Copy out every line in which the string "Please" occurs.
>> Start DATA TO USE
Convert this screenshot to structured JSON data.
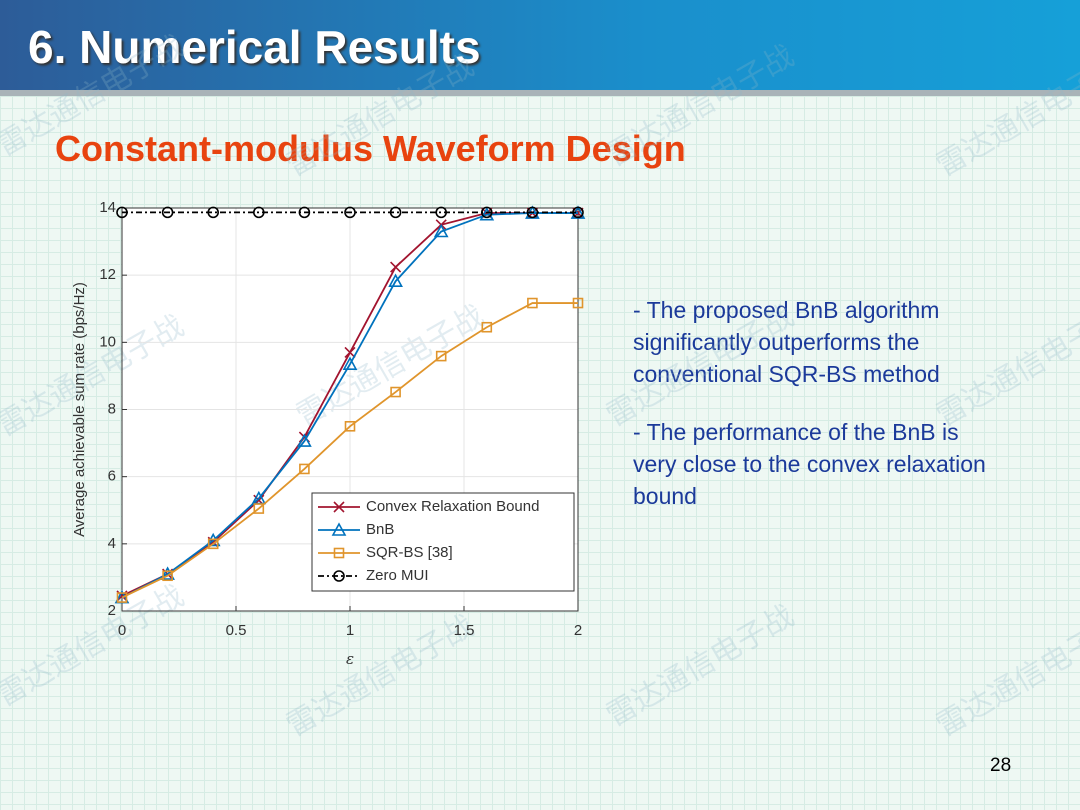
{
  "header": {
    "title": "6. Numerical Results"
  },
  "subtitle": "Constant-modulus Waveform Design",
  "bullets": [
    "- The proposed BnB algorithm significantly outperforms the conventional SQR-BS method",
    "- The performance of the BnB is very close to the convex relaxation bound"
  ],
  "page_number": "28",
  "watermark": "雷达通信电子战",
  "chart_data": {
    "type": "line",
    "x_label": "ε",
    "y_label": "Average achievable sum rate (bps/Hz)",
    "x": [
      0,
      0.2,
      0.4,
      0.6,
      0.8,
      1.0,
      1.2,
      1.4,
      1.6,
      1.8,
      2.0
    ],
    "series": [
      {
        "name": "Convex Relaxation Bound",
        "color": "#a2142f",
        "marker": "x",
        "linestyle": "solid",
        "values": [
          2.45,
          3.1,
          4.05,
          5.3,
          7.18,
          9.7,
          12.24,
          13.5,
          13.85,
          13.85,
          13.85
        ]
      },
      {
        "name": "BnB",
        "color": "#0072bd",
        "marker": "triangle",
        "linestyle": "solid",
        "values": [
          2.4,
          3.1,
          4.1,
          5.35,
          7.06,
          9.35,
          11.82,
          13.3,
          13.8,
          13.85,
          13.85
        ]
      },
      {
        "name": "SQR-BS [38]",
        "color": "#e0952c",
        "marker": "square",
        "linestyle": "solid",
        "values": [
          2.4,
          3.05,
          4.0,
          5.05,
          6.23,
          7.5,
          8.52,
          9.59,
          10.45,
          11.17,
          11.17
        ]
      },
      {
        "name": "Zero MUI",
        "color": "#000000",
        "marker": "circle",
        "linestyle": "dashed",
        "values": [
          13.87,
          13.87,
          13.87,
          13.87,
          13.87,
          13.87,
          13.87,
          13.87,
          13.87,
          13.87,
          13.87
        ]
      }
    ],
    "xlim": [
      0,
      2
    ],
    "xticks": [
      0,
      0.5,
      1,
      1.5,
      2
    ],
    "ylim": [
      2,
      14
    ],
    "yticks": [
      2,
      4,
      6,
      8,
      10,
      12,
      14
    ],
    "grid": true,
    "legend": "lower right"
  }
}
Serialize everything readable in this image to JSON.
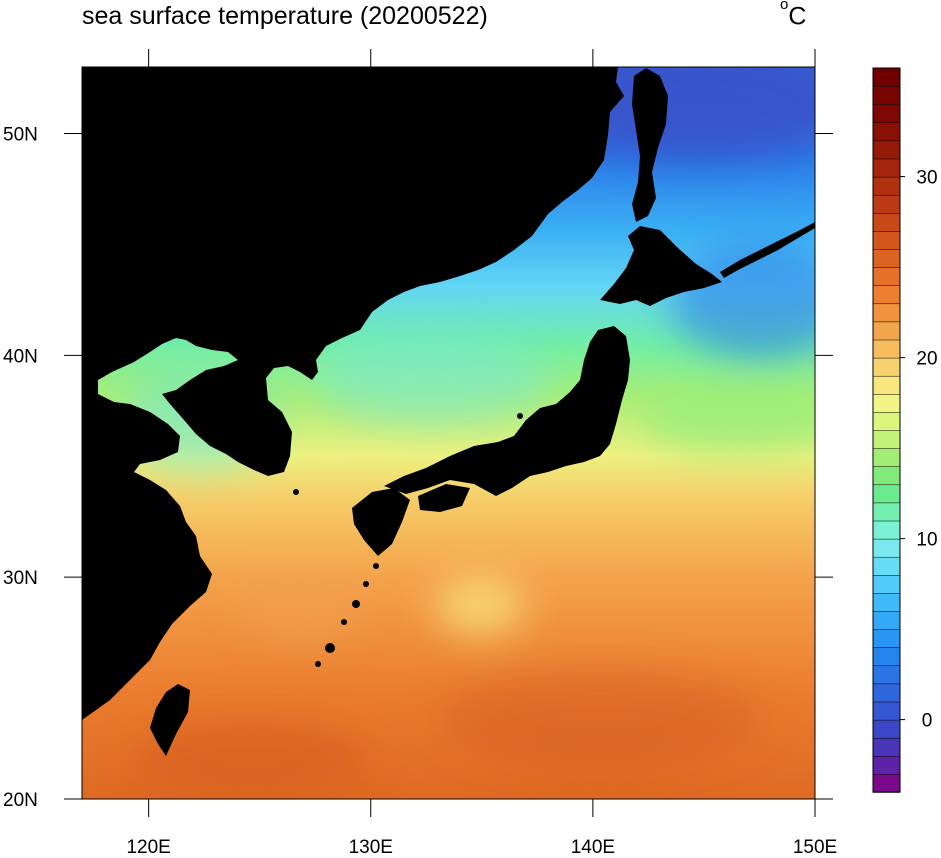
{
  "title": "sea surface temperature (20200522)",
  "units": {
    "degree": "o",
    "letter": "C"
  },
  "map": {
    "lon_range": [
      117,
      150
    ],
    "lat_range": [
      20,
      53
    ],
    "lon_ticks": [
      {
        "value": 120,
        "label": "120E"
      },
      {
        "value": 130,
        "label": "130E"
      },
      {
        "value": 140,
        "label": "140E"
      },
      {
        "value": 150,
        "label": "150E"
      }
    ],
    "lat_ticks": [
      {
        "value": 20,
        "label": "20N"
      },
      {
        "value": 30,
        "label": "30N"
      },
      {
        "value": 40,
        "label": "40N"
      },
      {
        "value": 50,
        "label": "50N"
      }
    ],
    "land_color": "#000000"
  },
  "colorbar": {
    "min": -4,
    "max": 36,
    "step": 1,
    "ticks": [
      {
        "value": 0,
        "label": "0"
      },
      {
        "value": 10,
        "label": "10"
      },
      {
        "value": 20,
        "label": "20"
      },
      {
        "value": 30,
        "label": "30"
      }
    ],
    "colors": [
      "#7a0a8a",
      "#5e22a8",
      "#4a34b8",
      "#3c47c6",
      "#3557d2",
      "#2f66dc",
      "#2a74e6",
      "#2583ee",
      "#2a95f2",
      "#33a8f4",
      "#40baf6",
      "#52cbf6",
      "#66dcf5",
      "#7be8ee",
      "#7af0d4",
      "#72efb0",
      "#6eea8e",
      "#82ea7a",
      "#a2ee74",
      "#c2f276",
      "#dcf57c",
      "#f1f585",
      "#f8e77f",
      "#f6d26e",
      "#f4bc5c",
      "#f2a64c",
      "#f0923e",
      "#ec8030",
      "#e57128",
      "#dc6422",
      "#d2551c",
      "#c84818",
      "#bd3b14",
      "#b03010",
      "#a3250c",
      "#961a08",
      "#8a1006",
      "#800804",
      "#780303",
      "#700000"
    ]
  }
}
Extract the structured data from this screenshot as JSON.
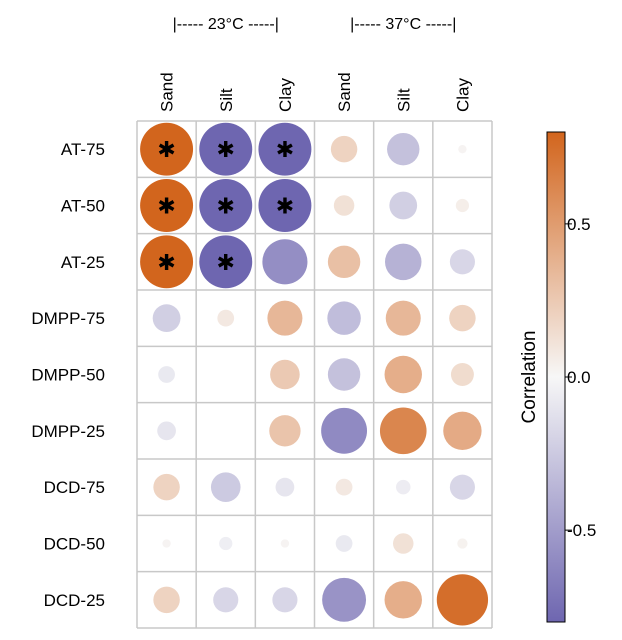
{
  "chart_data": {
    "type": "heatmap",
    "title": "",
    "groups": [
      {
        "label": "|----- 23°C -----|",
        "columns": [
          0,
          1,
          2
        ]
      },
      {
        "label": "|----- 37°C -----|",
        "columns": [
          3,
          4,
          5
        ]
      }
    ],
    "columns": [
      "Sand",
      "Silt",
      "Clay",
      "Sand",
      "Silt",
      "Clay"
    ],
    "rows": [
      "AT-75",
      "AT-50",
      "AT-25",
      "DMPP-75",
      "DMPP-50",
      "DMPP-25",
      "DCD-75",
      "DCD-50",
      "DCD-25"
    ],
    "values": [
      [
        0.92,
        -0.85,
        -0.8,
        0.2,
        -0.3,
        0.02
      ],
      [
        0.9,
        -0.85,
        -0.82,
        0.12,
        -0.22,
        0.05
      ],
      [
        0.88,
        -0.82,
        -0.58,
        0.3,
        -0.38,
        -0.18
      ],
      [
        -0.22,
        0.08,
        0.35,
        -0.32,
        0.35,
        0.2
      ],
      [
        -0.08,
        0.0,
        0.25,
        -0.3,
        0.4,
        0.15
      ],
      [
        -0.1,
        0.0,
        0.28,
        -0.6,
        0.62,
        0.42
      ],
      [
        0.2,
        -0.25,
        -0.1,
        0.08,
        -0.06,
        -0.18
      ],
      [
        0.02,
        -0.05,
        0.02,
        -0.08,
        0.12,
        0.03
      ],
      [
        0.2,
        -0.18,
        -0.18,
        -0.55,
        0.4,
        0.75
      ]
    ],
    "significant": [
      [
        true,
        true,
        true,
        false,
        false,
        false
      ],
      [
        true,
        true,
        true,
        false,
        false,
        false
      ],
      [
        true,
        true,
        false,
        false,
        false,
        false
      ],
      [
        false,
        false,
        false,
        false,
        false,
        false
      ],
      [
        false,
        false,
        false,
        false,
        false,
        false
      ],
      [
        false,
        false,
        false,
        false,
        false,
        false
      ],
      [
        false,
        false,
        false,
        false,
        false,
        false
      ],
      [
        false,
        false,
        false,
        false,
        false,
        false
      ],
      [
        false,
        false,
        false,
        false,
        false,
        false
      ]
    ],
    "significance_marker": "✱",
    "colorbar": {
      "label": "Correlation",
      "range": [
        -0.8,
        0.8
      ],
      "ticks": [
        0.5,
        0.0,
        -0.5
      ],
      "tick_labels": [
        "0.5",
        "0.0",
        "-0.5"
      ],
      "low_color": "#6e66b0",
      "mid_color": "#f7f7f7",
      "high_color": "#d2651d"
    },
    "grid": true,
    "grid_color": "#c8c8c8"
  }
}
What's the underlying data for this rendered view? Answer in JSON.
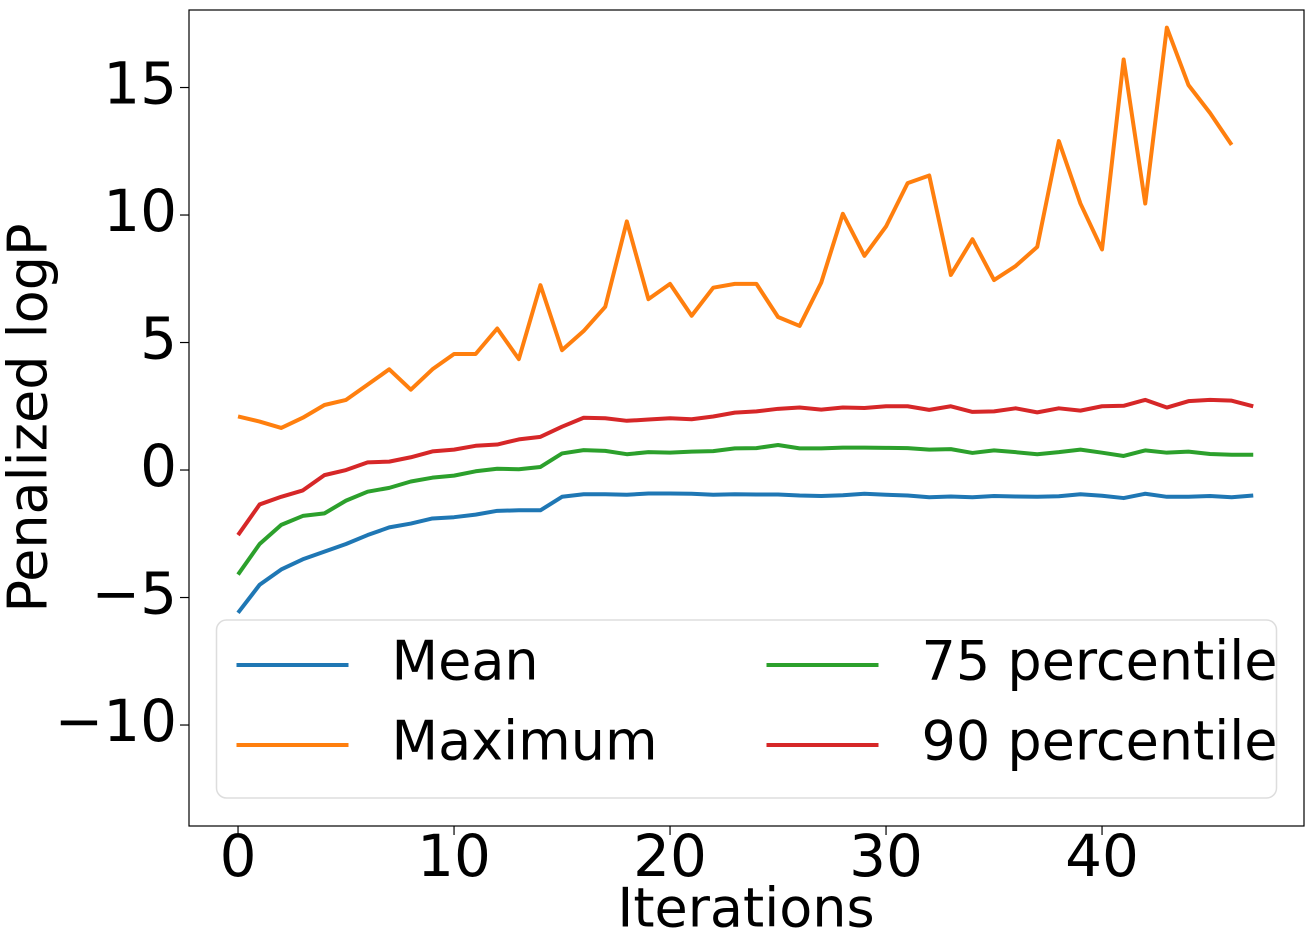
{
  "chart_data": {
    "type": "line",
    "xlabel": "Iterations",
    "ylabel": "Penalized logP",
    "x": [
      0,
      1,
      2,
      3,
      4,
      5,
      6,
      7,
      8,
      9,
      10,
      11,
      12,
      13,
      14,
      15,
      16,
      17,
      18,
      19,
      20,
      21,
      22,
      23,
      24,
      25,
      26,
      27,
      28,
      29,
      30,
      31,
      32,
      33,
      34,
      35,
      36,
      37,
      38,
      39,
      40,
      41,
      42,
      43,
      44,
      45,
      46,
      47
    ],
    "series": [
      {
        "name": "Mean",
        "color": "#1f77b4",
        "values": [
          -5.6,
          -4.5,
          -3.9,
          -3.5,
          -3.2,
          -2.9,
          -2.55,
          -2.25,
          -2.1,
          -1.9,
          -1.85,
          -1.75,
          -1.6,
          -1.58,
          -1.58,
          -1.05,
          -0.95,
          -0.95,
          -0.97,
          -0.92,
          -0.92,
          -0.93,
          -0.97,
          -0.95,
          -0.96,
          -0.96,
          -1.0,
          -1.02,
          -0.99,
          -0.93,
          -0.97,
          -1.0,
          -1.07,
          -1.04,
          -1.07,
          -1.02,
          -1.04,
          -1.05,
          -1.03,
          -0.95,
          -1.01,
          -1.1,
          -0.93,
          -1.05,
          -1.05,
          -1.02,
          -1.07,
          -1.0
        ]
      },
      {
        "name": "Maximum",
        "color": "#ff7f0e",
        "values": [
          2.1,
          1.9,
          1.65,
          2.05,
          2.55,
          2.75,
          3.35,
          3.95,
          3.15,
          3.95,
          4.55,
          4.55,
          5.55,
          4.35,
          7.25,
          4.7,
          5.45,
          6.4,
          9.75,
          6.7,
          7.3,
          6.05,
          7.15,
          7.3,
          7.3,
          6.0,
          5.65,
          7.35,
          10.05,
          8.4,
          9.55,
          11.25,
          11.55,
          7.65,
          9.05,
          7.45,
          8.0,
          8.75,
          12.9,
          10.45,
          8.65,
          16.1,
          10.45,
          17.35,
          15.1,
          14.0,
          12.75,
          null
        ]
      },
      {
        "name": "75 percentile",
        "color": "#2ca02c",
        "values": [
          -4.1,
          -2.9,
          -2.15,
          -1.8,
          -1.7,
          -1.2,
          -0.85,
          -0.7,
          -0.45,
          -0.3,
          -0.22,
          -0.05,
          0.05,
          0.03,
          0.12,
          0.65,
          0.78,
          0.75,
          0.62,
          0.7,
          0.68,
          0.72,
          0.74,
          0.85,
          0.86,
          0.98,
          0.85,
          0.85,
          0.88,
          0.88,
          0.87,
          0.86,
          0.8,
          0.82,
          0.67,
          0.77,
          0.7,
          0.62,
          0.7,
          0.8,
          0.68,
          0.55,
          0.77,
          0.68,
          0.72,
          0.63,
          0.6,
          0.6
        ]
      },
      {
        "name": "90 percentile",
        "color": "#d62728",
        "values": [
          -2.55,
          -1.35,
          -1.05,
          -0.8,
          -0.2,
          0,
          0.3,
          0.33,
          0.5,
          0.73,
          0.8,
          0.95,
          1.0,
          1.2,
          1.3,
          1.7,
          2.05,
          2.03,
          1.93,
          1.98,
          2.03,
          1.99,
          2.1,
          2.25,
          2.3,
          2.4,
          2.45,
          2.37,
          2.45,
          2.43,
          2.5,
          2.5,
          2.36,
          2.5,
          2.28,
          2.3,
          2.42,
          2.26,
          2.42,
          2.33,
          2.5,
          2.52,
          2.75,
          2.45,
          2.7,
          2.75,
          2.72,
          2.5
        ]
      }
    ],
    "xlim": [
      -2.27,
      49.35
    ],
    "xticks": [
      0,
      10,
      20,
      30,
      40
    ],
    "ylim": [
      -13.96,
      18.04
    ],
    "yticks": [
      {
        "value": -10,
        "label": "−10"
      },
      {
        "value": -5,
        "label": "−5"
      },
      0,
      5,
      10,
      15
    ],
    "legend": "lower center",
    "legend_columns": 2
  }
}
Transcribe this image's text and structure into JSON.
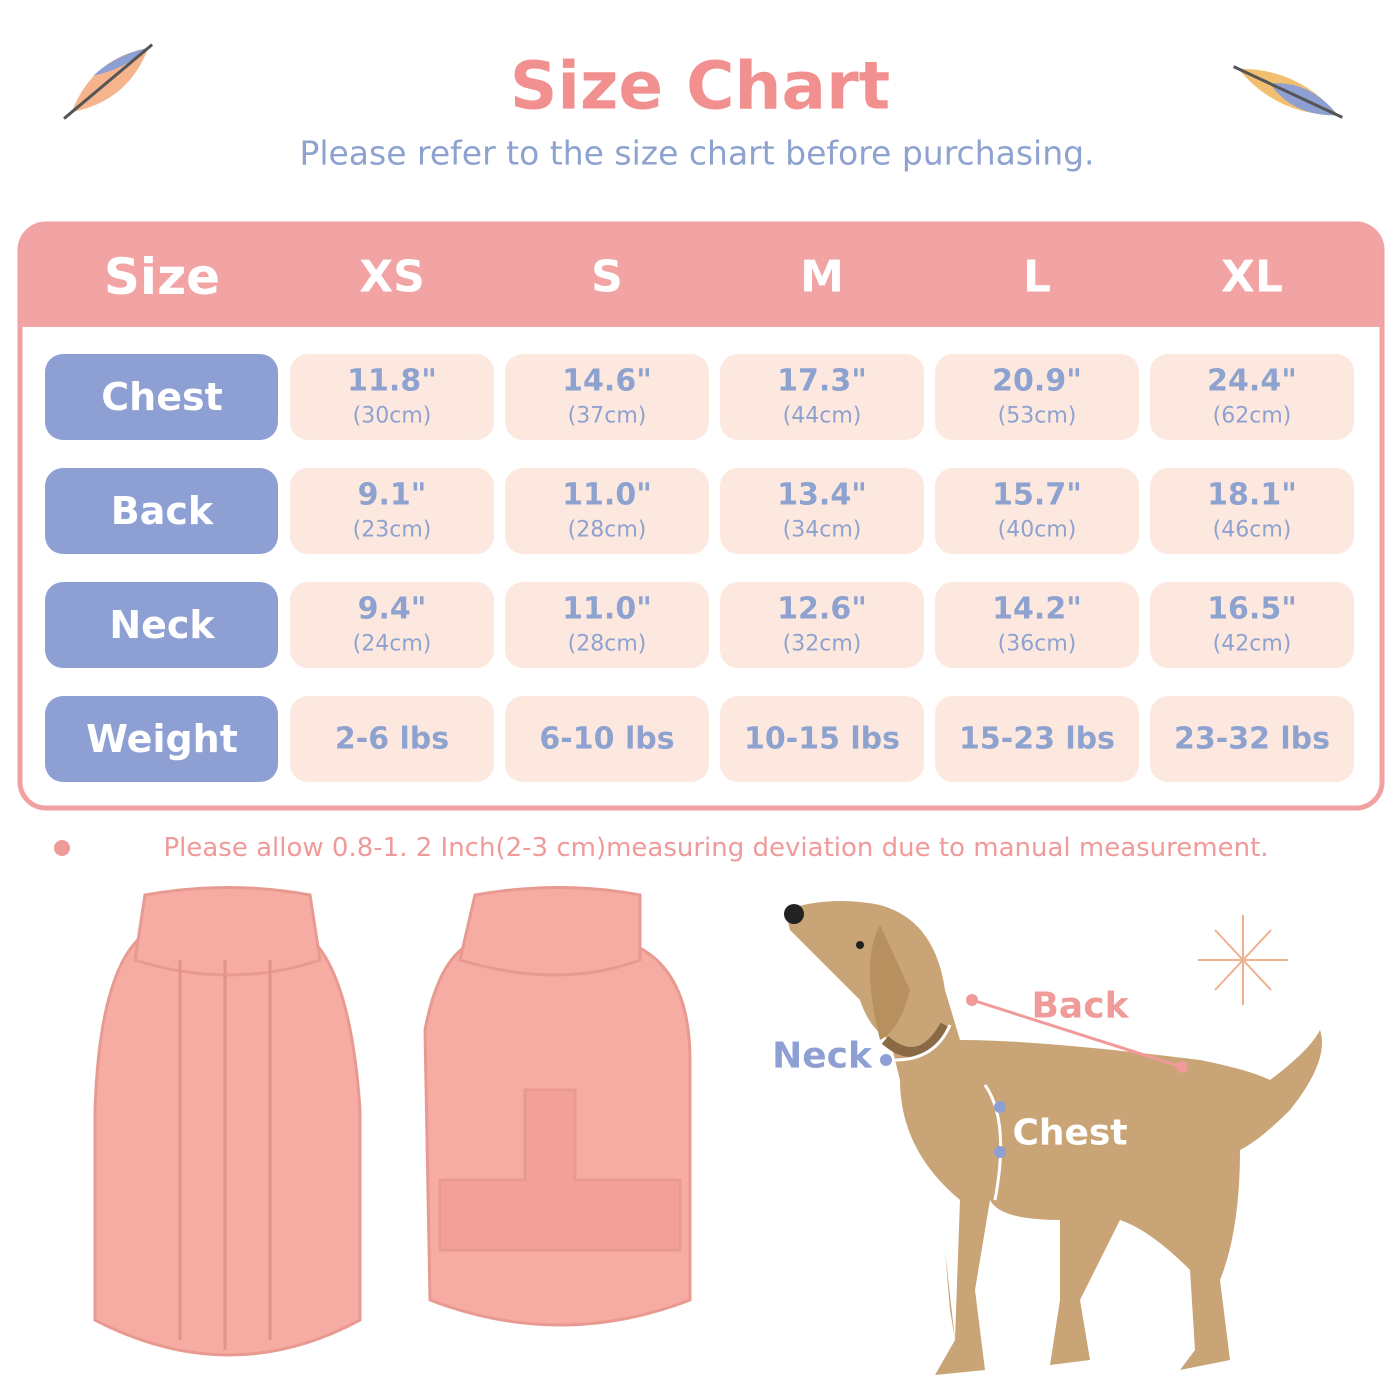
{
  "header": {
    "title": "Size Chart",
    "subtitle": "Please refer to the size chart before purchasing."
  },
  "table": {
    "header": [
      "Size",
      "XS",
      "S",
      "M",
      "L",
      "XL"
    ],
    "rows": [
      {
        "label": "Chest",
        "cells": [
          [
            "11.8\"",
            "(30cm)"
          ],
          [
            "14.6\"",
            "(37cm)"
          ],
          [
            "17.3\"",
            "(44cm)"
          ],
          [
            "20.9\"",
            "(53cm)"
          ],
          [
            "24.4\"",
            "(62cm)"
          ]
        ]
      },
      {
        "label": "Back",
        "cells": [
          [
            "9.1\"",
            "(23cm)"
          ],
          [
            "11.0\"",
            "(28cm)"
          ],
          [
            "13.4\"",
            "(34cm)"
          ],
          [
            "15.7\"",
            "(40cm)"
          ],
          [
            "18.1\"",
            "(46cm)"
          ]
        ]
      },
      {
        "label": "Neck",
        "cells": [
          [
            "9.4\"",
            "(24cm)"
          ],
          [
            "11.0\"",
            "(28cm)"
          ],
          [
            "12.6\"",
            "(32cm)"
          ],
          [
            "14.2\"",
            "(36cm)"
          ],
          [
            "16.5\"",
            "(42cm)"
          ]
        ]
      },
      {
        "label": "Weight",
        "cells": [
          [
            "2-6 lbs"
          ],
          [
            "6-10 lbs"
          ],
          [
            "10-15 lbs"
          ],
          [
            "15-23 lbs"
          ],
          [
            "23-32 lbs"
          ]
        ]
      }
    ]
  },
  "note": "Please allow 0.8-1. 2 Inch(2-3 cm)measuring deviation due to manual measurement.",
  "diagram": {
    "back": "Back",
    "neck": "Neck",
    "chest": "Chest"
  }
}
>> End DATA TO USE
— ANSWER TO THIS PROBLEM —
    "subtitle": "Please refer to the size chart before purchasing."
  "note": "Please allow 0.8-1. 2 Inch(2-3 cm)measuring deviation due to manual measurement.",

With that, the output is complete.